**Requirements**
Exclude all pictures, then copy each of the records exactly as written.

**Provided data**
==========

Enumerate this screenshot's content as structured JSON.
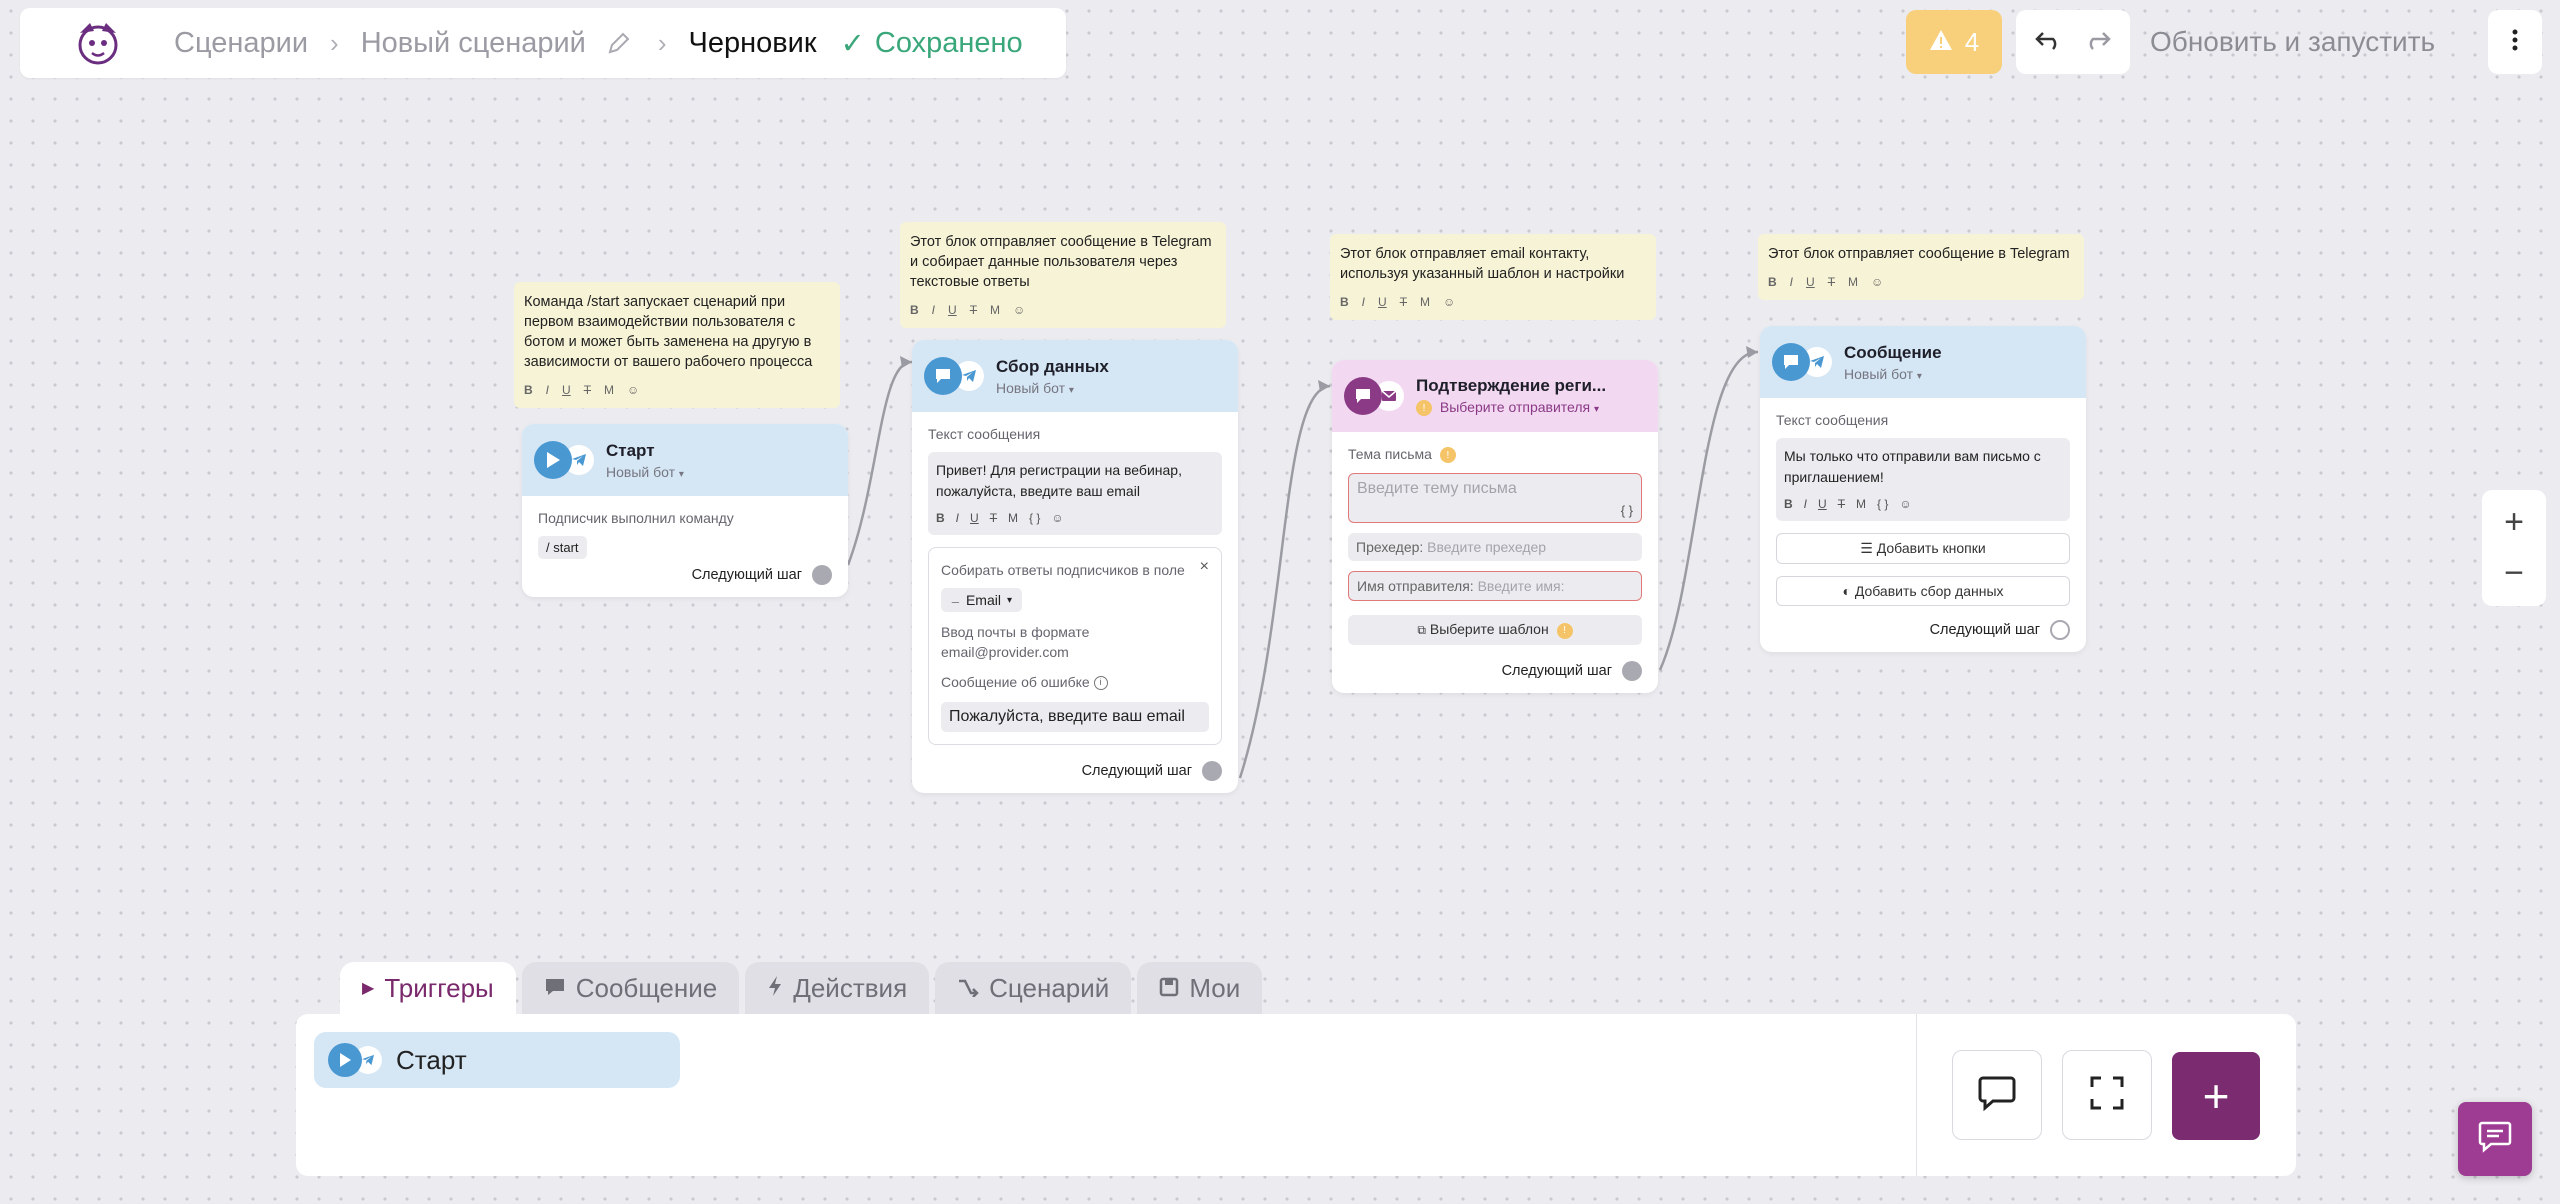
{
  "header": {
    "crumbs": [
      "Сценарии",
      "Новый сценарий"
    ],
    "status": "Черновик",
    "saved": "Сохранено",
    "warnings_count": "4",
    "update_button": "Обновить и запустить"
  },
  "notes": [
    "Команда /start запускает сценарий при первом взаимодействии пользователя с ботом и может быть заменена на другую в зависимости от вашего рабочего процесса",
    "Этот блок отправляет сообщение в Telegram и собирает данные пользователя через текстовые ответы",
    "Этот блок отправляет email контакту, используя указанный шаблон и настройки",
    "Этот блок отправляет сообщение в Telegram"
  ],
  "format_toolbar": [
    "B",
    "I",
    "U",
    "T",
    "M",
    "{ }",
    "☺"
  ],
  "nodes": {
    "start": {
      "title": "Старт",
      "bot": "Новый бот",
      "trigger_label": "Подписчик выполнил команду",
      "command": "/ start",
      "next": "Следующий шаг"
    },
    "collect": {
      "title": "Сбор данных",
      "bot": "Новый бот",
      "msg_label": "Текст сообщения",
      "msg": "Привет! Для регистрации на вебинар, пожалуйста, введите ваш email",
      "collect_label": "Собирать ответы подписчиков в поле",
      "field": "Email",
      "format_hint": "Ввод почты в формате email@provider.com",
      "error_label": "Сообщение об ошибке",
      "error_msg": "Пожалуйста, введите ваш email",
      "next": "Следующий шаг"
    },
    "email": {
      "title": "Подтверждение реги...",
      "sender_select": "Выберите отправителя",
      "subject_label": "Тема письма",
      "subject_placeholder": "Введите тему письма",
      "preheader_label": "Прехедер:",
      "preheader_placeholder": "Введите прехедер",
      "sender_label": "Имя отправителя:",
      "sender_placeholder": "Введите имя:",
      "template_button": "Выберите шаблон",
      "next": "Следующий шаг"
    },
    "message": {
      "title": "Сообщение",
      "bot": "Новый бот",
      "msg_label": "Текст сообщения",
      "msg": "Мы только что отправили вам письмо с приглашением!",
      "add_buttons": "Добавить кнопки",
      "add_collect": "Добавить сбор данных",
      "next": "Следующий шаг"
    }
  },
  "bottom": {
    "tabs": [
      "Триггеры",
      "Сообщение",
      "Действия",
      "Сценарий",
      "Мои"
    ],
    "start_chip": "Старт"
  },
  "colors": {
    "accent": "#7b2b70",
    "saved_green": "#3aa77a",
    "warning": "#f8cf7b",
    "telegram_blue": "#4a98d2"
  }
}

==========

**Written response**
Enumerate this screenshot's content as structured JSON.
{
  "header": {
    "crumbs": [
      "Сценарии",
      "Новый сценарий"
    ],
    "status": "Черновик",
    "saved": "Сохранено",
    "warnings_count": "4",
    "update_button": "Обновить и запустить"
  },
  "notes": [
    "Команда /start запускает сценарий при первом взаимодействии пользователя с ботом и может быть заменена на другую в зависимости от вашего рабочего процесса",
    "Этот блок отправляет сообщение в Telegram и собирает данные пользователя через текстовые ответы",
    "Этот блок отправляет email контакту, используя указанный шаблон и настройки",
    "Этот блок отправляет сообщение в Telegram"
  ],
  "format_toolbar": [
    "B",
    "I",
    "U",
    "T",
    "M",
    "{ }",
    "☺"
  ],
  "nodes": {
    "start": {
      "title": "Старт",
      "bot": "Новый бот",
      "trigger_label": "Подписчик выполнил команду",
      "command": "/ start",
      "next": "Следующий шаг"
    },
    "collect": {
      "title": "Сбор данных",
      "bot": "Новый бот",
      "msg_label": "Текст сообщения",
      "msg": "Привет! Для регистрации на вебинар, пожалуйста, введите ваш email",
      "collect_label": "Собирать ответы подписчиков в поле",
      "field": "Email",
      "format_hint": "Ввод почты в формате email@provider.com",
      "error_label": "Сообщение об ошибке",
      "error_msg": "Пожалуйста, введите ваш email",
      "next": "Следующий шаг"
    },
    "email": {
      "title": "Подтверждение реги...",
      "sender_select": "Выберите отправителя",
      "subject_label": "Тема письма",
      "subject_placeholder": "Введите тему письма",
      "preheader_label": "Прехедер:",
      "preheader_placeholder": "Введите прехедер",
      "sender_label": "Имя отправителя:",
      "sender_placeholder": "Введите имя:",
      "template_button": "Выберите шаблон",
      "next": "Следующий шаг"
    },
    "message": {
      "title": "Сообщение",
      "bot": "Новый бот",
      "msg_label": "Текст сообщения",
      "msg": "Мы только что отправили вам письмо с приглашением!",
      "add_buttons": "Добавить кнопки",
      "add_collect": "Добавить сбор данных",
      "next": "Следующий шаг"
    }
  },
  "bottom": {
    "tabs": [
      "Триггеры",
      "Сообщение",
      "Действия",
      "Сценарий",
      "Мои"
    ],
    "start_chip": "Старт"
  },
  "colors": {
    "accent": "#7b2b70",
    "saved_green": "#3aa77a",
    "warning": "#f8cf7b",
    "telegram_blue": "#4a98d2"
  }
}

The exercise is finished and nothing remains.